* [The request]: Can you express the lines from the one containing "table-row: 8 Name" through the one containing "cell-detail: 1 to 113 (794, 431, 1521, 481)" as a JSON list of strings, one string per line, leaving out any blank lines?

* [Given data]:
== == ==
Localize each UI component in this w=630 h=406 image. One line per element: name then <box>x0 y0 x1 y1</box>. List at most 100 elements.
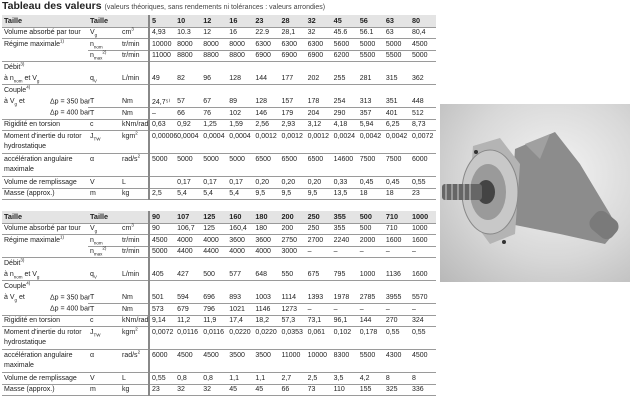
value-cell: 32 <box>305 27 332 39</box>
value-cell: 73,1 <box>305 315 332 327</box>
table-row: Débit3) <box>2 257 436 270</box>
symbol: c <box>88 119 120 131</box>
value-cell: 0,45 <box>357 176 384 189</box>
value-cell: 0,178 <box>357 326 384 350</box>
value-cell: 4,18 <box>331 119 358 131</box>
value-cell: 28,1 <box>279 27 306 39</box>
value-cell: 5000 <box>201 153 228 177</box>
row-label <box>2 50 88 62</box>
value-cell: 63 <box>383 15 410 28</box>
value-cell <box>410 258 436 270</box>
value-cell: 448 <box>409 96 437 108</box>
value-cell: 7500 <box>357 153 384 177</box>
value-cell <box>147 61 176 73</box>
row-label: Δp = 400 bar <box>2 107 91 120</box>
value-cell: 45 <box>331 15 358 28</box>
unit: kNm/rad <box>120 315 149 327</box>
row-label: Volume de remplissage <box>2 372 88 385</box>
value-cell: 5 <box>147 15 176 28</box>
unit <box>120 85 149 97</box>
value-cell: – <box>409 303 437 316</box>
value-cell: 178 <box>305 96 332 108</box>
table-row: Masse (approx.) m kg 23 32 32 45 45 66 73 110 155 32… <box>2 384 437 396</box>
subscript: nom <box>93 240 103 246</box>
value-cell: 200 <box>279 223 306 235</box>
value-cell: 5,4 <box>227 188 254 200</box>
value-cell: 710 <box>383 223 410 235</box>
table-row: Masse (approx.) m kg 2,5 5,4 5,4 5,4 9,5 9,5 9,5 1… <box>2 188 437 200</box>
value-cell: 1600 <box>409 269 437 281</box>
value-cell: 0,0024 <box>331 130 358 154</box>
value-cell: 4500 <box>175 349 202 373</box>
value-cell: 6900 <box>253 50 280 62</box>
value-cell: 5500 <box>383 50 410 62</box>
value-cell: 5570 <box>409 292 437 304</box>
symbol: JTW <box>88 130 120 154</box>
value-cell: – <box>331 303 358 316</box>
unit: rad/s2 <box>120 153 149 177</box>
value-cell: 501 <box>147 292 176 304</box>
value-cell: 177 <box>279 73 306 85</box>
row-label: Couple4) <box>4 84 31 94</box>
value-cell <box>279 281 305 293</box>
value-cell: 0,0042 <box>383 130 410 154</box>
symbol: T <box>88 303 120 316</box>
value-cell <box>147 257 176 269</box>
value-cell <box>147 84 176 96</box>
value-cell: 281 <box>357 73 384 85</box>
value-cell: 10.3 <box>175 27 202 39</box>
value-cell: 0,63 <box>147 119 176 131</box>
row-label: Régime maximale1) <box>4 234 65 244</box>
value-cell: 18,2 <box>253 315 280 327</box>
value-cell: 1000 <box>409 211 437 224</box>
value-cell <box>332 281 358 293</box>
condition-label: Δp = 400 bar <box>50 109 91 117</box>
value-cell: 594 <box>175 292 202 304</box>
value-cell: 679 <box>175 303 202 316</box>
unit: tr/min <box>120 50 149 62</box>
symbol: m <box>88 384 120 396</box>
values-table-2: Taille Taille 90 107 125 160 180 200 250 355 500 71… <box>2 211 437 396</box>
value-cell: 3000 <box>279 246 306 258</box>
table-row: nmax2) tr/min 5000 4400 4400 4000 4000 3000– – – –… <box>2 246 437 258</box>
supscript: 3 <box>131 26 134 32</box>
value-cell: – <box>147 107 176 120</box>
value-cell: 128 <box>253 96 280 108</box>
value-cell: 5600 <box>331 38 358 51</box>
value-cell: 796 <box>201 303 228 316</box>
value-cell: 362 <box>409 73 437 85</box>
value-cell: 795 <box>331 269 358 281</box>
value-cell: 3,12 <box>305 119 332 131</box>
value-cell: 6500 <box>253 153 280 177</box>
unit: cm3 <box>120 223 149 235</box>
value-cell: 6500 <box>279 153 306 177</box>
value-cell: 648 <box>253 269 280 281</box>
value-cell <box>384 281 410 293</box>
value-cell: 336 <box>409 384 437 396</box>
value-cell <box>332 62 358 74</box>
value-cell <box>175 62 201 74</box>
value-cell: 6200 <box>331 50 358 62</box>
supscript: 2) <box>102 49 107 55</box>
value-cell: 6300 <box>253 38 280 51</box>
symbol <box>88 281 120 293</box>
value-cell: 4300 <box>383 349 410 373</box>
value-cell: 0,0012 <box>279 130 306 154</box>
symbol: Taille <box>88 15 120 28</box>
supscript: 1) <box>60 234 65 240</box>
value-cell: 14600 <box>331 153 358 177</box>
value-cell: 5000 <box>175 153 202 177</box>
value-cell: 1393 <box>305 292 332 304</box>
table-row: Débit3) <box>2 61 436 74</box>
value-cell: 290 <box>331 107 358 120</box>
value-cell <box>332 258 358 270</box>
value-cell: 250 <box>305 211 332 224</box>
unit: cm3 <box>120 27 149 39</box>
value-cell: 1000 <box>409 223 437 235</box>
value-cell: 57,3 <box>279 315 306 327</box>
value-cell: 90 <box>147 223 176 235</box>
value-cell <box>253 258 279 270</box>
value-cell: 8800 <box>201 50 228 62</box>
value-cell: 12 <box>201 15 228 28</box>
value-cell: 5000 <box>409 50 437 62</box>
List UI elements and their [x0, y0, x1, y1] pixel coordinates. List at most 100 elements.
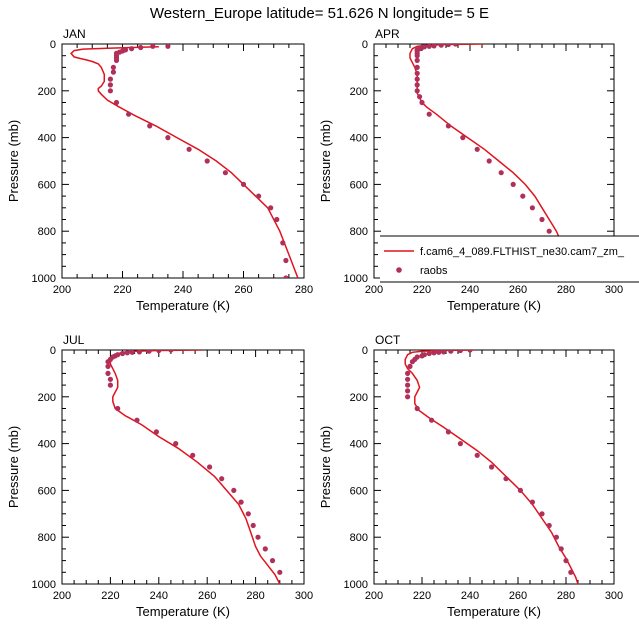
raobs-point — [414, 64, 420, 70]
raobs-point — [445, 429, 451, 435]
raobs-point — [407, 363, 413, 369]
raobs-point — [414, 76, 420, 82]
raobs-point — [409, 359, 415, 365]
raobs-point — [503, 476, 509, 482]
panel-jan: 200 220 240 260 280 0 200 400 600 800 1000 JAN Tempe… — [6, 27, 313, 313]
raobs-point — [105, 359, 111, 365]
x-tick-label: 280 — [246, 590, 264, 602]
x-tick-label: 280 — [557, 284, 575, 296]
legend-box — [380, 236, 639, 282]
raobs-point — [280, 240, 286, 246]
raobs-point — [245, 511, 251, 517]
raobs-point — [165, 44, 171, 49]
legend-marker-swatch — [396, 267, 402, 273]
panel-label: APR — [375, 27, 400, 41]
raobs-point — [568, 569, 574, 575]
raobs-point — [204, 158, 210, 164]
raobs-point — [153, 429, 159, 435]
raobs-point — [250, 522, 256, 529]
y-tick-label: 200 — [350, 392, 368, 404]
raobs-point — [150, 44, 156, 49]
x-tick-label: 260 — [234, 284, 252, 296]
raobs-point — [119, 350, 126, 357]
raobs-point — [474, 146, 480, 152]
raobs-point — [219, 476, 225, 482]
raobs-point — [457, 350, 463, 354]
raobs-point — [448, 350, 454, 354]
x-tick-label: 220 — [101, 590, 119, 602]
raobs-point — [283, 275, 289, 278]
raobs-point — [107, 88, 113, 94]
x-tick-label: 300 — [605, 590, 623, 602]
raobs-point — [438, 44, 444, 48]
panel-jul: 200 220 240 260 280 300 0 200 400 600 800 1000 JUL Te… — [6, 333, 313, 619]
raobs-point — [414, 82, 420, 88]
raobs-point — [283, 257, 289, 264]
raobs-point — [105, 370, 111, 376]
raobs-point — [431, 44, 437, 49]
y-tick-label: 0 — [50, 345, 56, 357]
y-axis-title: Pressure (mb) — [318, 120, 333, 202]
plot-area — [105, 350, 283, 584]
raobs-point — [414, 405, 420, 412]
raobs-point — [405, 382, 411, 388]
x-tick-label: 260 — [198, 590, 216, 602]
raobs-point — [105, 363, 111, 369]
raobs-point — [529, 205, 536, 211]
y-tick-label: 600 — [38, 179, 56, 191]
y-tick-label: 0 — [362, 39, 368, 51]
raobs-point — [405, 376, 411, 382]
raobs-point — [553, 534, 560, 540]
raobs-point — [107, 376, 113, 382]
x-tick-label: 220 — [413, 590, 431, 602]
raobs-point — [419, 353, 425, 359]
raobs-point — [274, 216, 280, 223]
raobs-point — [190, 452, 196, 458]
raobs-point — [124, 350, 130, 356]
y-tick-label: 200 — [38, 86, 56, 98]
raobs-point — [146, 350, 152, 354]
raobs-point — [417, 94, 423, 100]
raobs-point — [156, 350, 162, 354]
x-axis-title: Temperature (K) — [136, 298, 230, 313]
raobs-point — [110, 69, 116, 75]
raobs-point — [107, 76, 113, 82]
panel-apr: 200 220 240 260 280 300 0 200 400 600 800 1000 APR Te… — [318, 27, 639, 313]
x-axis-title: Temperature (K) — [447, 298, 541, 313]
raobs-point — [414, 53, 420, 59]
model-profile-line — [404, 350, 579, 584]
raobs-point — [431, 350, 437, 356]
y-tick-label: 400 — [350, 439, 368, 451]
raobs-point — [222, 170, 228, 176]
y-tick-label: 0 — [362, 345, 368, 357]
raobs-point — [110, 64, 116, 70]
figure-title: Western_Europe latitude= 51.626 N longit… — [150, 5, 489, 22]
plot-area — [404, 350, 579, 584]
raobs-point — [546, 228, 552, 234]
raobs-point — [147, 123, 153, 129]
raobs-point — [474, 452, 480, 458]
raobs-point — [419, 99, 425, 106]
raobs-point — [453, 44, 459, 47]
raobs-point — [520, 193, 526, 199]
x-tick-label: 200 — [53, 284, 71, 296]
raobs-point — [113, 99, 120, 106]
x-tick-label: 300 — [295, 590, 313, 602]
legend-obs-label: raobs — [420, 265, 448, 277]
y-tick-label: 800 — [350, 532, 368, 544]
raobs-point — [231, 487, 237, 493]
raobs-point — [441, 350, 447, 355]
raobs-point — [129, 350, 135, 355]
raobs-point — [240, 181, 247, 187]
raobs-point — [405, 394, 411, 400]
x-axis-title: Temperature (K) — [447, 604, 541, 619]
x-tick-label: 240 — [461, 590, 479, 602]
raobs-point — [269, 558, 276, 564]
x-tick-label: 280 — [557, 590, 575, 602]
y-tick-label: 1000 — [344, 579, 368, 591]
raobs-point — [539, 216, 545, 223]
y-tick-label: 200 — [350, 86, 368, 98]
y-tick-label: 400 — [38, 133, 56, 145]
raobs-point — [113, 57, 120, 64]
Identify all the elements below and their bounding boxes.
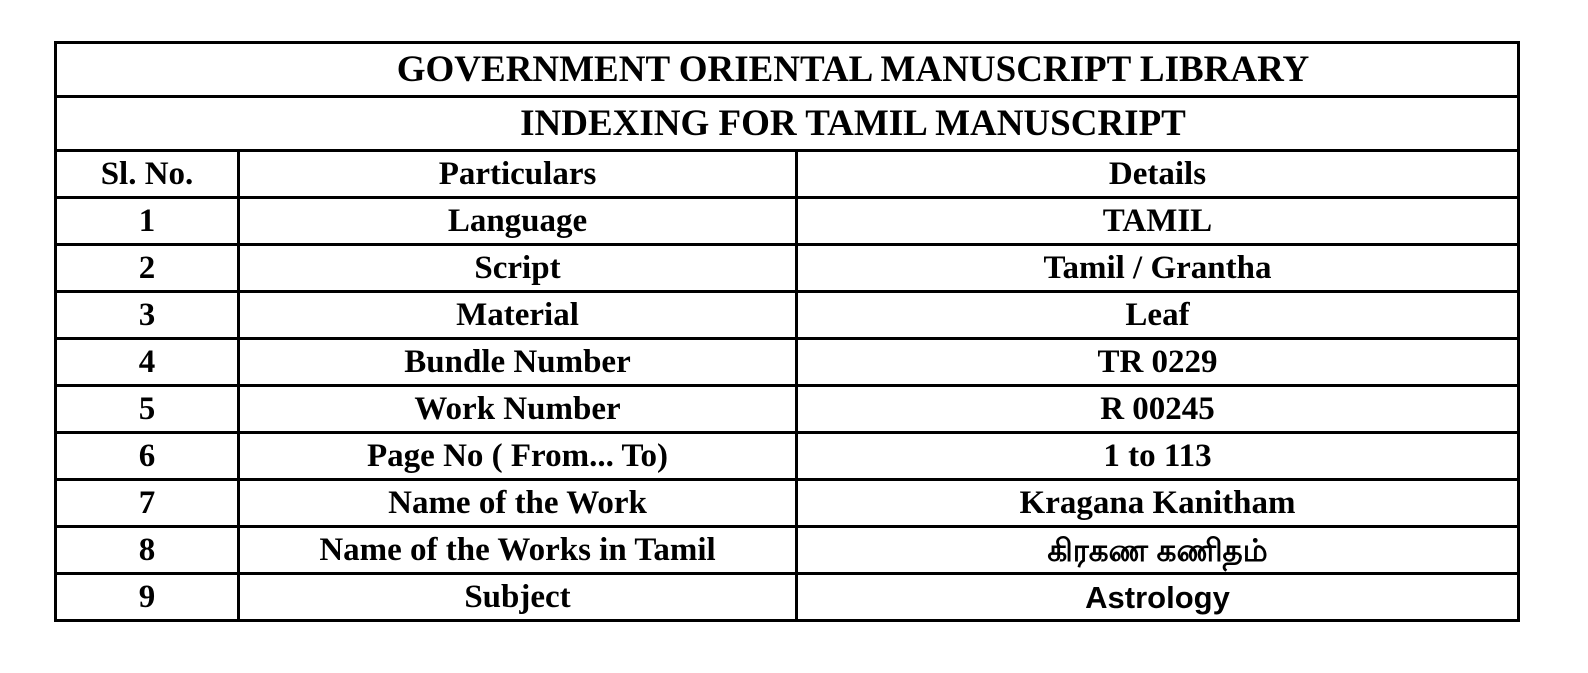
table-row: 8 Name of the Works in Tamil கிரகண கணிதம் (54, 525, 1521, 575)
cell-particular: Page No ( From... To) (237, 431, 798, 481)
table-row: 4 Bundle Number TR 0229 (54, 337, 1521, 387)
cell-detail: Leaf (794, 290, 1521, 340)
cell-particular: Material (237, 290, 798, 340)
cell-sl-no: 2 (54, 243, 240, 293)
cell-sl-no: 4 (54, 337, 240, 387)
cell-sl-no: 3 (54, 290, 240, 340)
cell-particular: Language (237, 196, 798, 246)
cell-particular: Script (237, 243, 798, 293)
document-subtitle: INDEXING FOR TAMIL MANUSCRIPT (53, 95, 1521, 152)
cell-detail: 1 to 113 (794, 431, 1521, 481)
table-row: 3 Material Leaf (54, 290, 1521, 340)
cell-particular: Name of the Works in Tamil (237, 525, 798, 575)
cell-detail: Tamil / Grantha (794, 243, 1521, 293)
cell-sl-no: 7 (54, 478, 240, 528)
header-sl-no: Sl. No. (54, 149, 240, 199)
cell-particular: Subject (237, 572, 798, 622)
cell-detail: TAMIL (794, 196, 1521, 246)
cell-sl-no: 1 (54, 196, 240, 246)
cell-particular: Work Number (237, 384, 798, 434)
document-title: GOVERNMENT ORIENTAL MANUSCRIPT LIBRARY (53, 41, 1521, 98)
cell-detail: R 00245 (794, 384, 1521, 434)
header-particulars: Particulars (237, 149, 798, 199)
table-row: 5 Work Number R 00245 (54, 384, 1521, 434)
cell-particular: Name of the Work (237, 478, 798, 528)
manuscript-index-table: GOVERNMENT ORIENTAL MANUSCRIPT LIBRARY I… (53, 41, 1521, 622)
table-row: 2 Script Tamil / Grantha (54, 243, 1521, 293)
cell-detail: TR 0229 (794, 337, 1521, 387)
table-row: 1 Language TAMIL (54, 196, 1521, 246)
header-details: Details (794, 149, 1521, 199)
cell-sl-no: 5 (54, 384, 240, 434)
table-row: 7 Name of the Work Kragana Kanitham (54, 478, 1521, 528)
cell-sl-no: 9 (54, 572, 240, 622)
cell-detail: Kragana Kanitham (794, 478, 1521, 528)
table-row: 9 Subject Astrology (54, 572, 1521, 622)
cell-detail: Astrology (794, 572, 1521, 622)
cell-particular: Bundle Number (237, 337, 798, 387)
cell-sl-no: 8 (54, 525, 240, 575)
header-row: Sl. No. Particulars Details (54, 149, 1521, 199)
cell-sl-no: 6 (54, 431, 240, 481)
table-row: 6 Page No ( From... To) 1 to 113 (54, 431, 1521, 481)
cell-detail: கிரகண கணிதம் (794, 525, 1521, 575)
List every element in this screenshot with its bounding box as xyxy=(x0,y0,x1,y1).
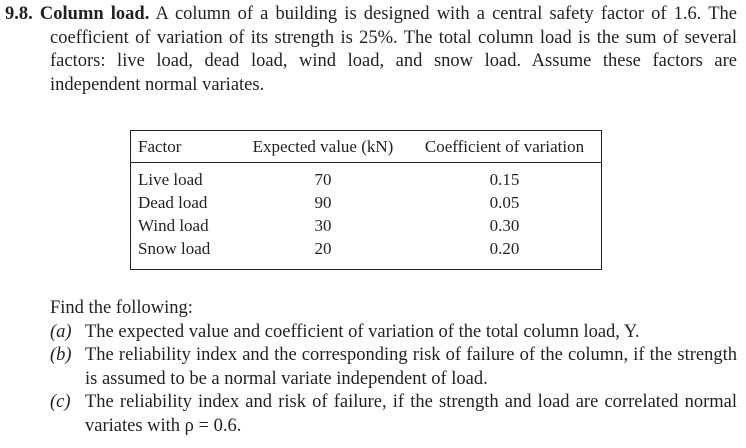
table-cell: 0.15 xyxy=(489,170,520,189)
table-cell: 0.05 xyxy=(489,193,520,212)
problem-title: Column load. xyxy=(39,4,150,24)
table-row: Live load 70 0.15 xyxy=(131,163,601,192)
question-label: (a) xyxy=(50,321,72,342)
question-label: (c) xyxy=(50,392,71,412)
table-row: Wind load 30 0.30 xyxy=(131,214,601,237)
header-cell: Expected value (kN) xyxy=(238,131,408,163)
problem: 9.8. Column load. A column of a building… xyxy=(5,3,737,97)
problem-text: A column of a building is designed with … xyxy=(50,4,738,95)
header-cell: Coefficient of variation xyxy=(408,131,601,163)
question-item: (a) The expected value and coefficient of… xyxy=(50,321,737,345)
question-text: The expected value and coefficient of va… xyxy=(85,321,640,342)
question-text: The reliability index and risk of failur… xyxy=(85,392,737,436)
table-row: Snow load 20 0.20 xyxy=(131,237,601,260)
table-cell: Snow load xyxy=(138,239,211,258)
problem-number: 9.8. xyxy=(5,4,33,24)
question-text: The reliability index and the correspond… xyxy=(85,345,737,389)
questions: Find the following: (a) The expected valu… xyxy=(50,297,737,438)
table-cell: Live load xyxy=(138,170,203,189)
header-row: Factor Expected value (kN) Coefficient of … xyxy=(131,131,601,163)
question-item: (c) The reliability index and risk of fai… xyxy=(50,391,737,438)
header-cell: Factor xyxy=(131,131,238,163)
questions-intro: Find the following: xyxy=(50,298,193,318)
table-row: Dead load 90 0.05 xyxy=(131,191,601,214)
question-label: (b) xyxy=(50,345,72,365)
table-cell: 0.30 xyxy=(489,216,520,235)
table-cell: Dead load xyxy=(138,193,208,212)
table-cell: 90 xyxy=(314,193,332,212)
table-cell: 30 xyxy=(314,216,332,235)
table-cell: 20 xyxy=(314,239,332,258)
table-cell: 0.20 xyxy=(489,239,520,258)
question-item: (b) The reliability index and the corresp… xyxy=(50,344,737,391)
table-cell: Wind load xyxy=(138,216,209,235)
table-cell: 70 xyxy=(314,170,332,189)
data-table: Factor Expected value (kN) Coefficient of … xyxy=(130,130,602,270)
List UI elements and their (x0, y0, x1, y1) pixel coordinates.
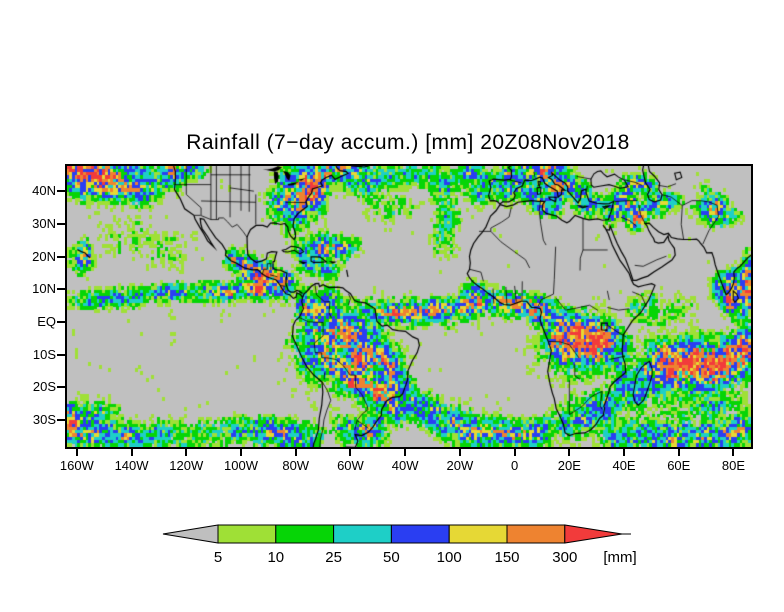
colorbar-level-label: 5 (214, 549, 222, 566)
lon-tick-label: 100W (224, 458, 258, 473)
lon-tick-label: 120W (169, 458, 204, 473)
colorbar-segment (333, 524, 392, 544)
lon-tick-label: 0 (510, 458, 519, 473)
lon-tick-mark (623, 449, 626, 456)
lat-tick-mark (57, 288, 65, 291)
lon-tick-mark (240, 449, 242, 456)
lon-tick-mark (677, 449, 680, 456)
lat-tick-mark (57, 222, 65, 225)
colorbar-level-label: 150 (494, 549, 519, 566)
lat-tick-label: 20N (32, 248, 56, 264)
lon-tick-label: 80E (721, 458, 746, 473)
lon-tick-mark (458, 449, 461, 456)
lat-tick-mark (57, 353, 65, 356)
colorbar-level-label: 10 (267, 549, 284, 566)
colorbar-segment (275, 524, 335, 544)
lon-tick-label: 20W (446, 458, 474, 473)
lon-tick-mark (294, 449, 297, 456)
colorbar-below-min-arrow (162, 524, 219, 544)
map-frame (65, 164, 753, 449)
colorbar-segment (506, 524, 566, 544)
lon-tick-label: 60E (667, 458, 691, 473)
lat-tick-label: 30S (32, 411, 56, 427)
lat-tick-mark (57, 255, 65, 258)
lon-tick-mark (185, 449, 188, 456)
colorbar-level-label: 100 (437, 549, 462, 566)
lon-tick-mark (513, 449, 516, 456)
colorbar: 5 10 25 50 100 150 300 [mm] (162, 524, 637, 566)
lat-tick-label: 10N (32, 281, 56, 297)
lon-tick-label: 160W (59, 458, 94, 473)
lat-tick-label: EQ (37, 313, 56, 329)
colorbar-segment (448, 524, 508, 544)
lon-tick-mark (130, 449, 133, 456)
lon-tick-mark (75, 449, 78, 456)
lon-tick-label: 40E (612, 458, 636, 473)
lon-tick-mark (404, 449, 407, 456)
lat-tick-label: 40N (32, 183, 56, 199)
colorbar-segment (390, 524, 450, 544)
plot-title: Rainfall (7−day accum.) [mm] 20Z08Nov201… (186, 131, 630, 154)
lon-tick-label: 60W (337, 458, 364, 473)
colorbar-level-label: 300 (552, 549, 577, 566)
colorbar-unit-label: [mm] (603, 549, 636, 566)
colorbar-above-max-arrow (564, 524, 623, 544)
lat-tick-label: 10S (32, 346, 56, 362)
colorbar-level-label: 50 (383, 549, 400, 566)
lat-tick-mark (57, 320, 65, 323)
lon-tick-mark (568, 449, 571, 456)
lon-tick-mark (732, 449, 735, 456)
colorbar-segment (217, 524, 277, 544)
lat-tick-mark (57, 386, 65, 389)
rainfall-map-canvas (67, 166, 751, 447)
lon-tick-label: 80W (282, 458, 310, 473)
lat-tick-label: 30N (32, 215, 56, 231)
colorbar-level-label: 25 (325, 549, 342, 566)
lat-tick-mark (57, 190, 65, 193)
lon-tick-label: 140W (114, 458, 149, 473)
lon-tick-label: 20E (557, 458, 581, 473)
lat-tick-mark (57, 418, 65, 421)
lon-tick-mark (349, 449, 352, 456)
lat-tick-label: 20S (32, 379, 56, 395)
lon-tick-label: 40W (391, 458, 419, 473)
== == ==
* [Exercise output]:
[
  "table-row: 8 Name of the Works in Tamil கிரகண கணிதம் (54, 525, 1521, 575)",
  "cell-particular: Page No ( From... To) (237, 431, 798, 481)",
  "table-row: 4 Bundle Number TR 0229 (54, 337, 1521, 387)",
  "cell-detail: Leaf (794, 290, 1521, 340)",
  "cell-particular: Material (237, 290, 798, 340)",
  "cell-sl-no: 2 (54, 243, 240, 293)",
  "cell-sl-no: 4 (54, 337, 240, 387)",
  "cell-sl-no: 3 (54, 290, 240, 340)",
  "cell-particular: Language (237, 196, 798, 246)",
  "cell-particular: Script (237, 243, 798, 293)",
  "document-subtitle: INDEXING FOR TAMIL MANUSCRIPT (53, 95, 1521, 152)",
  "cell-detail: 1 to 113 (794, 431, 1521, 481)"
]